EXERCISE INPUTS —
◆ ◆ ◆ ◆

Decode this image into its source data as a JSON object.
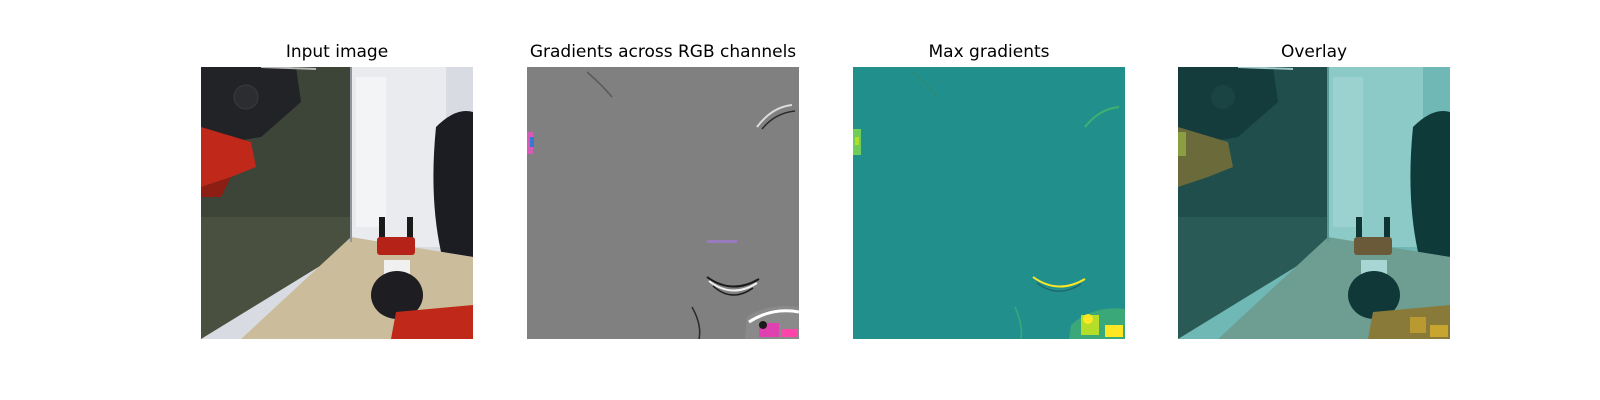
{
  "figure": {
    "panels": [
      {
        "id": "input",
        "title": "Input image"
      },
      {
        "id": "gradients",
        "title": "Gradients across RGB channels"
      },
      {
        "id": "max",
        "title": "Max gradients"
      },
      {
        "id": "overlay",
        "title": "Overlay"
      }
    ]
  },
  "colors": {
    "gradient_gray": "#808080",
    "max_teal": "#21908d",
    "highlight_yellow": "#fde725",
    "highlight_green": "#6ece58",
    "gripper_red": "#c0281a",
    "floor_beige": "#cbbd9c",
    "overlay_teal": "#2a8c88"
  }
}
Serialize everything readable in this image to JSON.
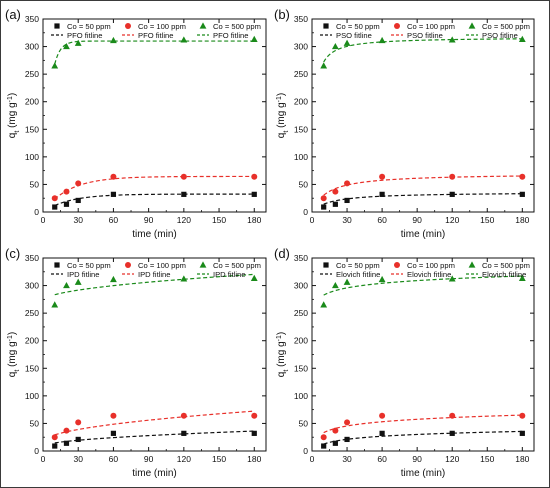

◆ ◆ ◆ ◆

GIVEN INSTRUCTION —
Transcribe the material exactly, keeping every word and none of the pictures.

REPLY —
Decode this image into its source data as a JSON object.
{
  "figure": {
    "panels": [
      {
        "id": "input",
        "title": "Input image"
      },
      {
        "id": "gradients",
        "title": "Gradients across RGB channels"
      },
      {
        "id": "max",
        "title": "Max gradients"
      },
      {
        "id": "overlay",
        "title": "Overlay"
      }
    ]
  },
  "colors": {
    "gradient_gray": "#808080",
    "max_teal": "#21908d",
    "highlight_yellow": "#fde725",
    "highlight_green": "#6ece58",
    "gripper_red": "#c0281a",
    "floor_beige": "#cbbd9c",
    "overlay_teal": "#2a8c88"
  }
}
Serialize everything readable in this image to JSON.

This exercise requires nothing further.